- _Written instruction_: Scan the entries below and extract each line with the word "bullhorn" in it.

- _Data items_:
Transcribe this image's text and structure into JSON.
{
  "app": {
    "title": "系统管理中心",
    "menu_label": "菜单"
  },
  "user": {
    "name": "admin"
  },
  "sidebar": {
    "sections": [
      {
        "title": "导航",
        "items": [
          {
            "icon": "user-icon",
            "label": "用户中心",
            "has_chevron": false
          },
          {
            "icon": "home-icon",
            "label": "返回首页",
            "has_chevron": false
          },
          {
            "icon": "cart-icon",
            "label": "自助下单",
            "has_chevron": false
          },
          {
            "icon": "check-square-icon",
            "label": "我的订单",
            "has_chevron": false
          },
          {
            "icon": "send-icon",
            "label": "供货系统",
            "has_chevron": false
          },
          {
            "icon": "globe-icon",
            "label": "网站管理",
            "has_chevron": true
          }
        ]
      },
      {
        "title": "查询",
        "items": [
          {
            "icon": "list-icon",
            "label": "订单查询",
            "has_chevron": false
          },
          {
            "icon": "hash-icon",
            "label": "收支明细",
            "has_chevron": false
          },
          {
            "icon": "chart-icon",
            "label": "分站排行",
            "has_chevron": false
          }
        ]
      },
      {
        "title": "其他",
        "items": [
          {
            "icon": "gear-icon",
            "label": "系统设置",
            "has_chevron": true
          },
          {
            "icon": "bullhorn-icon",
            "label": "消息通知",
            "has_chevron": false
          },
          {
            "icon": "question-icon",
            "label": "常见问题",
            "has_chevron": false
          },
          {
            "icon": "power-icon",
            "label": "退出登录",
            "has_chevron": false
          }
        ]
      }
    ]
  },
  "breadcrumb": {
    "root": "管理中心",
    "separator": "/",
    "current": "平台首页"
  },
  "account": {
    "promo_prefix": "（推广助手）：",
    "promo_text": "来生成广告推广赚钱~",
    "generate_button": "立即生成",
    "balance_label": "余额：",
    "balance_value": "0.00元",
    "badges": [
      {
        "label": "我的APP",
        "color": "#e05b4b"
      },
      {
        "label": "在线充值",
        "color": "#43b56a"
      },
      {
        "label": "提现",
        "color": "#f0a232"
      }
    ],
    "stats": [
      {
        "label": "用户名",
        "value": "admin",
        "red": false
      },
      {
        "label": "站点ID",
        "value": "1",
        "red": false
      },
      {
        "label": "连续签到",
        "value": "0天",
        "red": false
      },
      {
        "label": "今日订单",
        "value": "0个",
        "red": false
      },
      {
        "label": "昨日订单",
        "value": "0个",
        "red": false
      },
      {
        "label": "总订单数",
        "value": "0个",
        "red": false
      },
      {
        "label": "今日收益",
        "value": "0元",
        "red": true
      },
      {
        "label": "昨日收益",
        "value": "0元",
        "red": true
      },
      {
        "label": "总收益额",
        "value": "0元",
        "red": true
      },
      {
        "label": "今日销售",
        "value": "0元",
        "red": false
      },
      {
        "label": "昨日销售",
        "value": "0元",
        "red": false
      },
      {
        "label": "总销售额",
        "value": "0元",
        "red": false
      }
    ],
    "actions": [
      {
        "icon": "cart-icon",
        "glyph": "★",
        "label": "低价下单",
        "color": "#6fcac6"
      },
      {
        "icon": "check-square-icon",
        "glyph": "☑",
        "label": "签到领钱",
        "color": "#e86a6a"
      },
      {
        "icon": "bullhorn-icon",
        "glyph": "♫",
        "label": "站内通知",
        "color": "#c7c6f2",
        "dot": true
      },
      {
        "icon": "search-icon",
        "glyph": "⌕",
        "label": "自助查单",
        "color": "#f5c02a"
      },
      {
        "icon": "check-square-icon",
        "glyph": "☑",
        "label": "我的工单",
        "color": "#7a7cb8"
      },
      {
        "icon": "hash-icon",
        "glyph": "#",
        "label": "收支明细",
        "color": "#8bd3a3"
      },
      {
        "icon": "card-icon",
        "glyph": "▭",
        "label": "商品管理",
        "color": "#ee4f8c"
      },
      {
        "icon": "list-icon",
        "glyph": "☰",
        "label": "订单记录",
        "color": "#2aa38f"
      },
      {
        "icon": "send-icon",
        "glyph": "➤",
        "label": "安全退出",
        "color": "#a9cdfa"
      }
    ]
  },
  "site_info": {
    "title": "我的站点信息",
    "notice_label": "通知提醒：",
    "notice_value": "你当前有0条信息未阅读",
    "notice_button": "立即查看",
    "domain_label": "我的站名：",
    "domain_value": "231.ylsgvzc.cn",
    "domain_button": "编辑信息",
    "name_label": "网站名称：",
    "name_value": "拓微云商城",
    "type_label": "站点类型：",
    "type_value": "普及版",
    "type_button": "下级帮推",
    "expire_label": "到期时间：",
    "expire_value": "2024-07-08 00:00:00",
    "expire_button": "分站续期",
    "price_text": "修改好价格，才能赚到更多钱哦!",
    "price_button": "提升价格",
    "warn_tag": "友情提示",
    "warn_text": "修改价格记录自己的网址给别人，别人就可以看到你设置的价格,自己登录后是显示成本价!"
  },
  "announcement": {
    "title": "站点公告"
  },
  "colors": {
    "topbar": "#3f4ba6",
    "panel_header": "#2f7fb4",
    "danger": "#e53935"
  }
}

- _Response for this exercise_:
            "icon": "bullhorn-icon",
        "icon": "bullhorn-icon",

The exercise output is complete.